**SOURCE PASSAGE:**
GDPR feared to be ‘toothless’ against big tech

(Belgium) Is the GDPR toothless against the big tech giants? Regulators in the EU are starting to split on whether the framework law is in practice effective against the likes of Facebook and Google. Politico reports as follows:

More than 18 months after the European Union began implementing the world’s toughest privacy law, the bloc’s ability to rein in Big Tech is increasingly in doubt amid growing frustration over a lack of enforcement actions and weak cooperation on investigations.

Passed in May 2018, the General Data Protection Regulation (GDPR) was largely viewed as a model for the United States and other nations struggling to find effective limits on data collection by technology companies. And there was little doubt that, given the breadth of the law and the many suspected violations by global tech firms, there would soon be heavy fines or, at least, sanctions that would force Big Tech to change its operating methods.

But that promise has not been fulfilled. Aside from a €50 million fine that France’s privacy regulator imposed on Google in January, there have been no fines or remedies levied at a U.S. giant since the GDPR came into effect. And the two nations most directly responsible for policing the tech sector — Ireland and Luxembourg, where the largest tech firms have their European headquarters — have yet to wrap up a single investigation of any magnitude concerning a U.S. firm.

Now the Irish regulator which oversees Google, Facebook, Microsoft and Twitter, among other giants, says that its first decision will not be delivered until early next year, adding to previous delays.

Ireland and Luxembourg have faced special scrutiny because so many U.S. tech companies have set up shop in those tiny nations, which have actively courted them thanks to a mix of low corporate tax rates and business-friendly regulation. Those close relationships have created a strong degree of economic dependency, particularly in the Irish case, which raises questions as to whether these countries are best suited to regulating Big Tech.

**DATA ROWS:**
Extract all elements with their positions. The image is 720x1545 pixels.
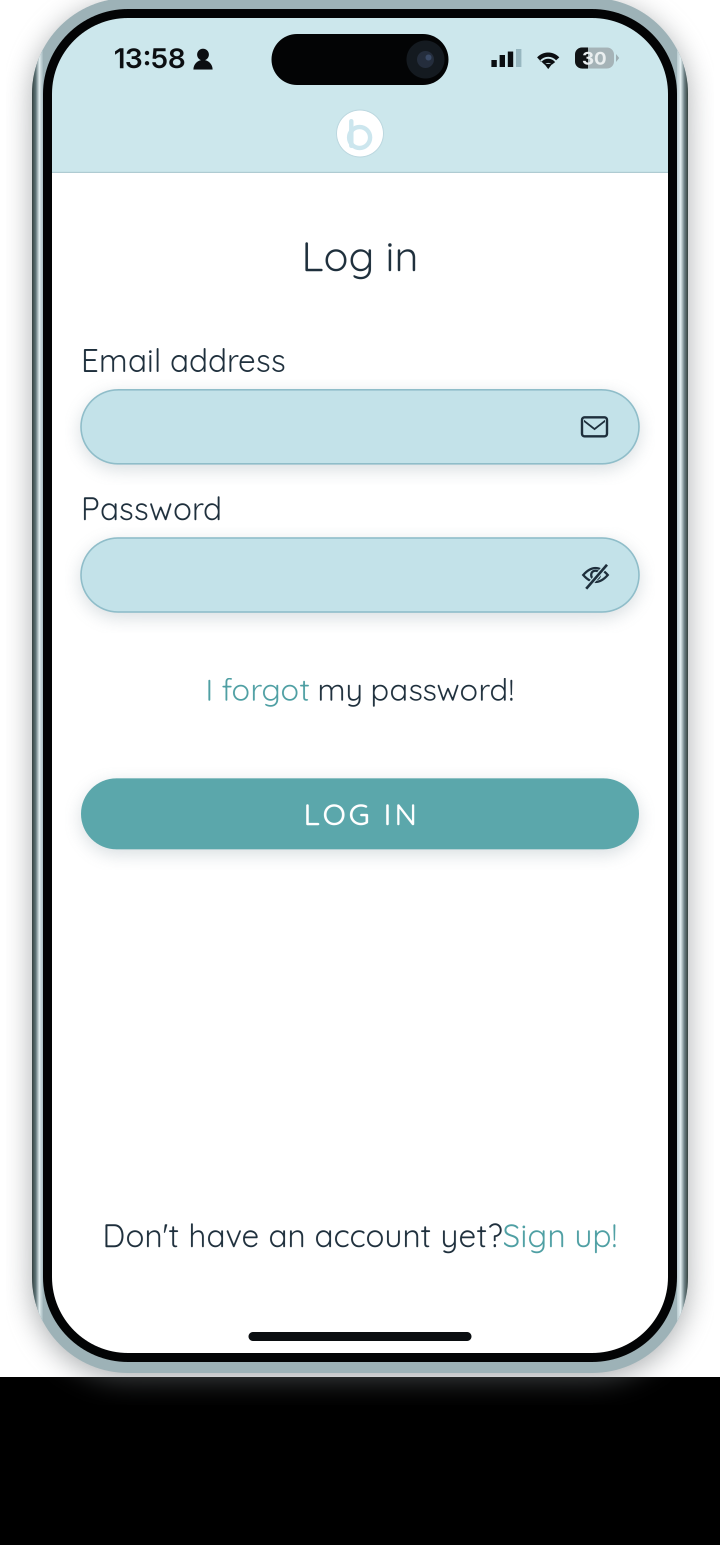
button[interactable]: LOG IN: [81, 778, 639, 849]
staticText: I forgot: [206, 670, 310, 708]
staticText: 13:58: [114, 41, 186, 75]
staticText: Sign up!: [502, 1216, 618, 1255]
button[interactable]: Don't have an account yet?: [102, 1208, 618, 1263]
staticText: my password!: [310, 670, 514, 708]
staticText: Password: [81, 489, 222, 528]
staticText: 30: [582, 47, 607, 69]
staticText: Log in: [302, 230, 418, 282]
staticText: Email address: [81, 341, 286, 380]
staticText: Don't have an account yet?: [102, 1216, 502, 1255]
button[interactable]: I forgot: [190, 661, 530, 717]
staticText: LOG IN: [304, 795, 416, 833]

**JOB 1:** Quote the GDPR enforcement article word for word, starting at "More than 18" and ending at "its operating methods.".
**JOB 2:** Write the next part of the article on GDPR enforcement against big tech, picking up after its final sentence.

**FINAL RESULT 1:**
More than 18 months after the European Union began implementing the world’s toughest privacy law, the bloc’s ability to rein in Big Tech is increasingly in doubt amid growing frustration over a lack of enforcement actions and weak cooperation on investigations.

Passed in May 2018, the General Data Protection Regulation (GDPR) was largely viewed as a model for the United States and other nations struggling to find effective limits on data collection by technology companies. And there was little doubt that, given the breadth of the law and the many suspected violations by global tech firms, there would soon be heavy fines or, at least, sanctions that would force Big Tech to change its operating methods.

**FINAL RESULT 2:**
Now, regulators in other countries are speaking out about their doubts. Hamburg’s data protection authority says that the current “one-stop-shop” system, in which many major investigations are carried out by authorities in Dublin or Luxembourg, creates serious bottlenecks and an “unsatisfactory” situation for millions of web users.

(Privacy press clipping sourced via Politico)
Jurisdiction: Belgium

Key takeaways:

  • Critics are increasingly coming out of the woodwork on the GDPR, particularly in regard to recent delays on big ticket investigations, the “one stop shop system” (which puts one national regulator in charge of a specific case) and a lack of general cooperation between national agencies. As Politico reports, a spokeperson for Hamburg’s data regulator identifies a “huge problem” with enforcement and describes the delays as “unacceptable”.

  • These arguments are interesting because they come not just from lawyers and privacy advocates, but also regulators like the Hamburg data commissioner’s office. Helen Dixon’s Irish DPA, for example, has come under particular criticism for the time taken to announce and issue decisions for the tech companies under Ireland’s jurisdiction. Many would like to see fines concluded and announced more promptly.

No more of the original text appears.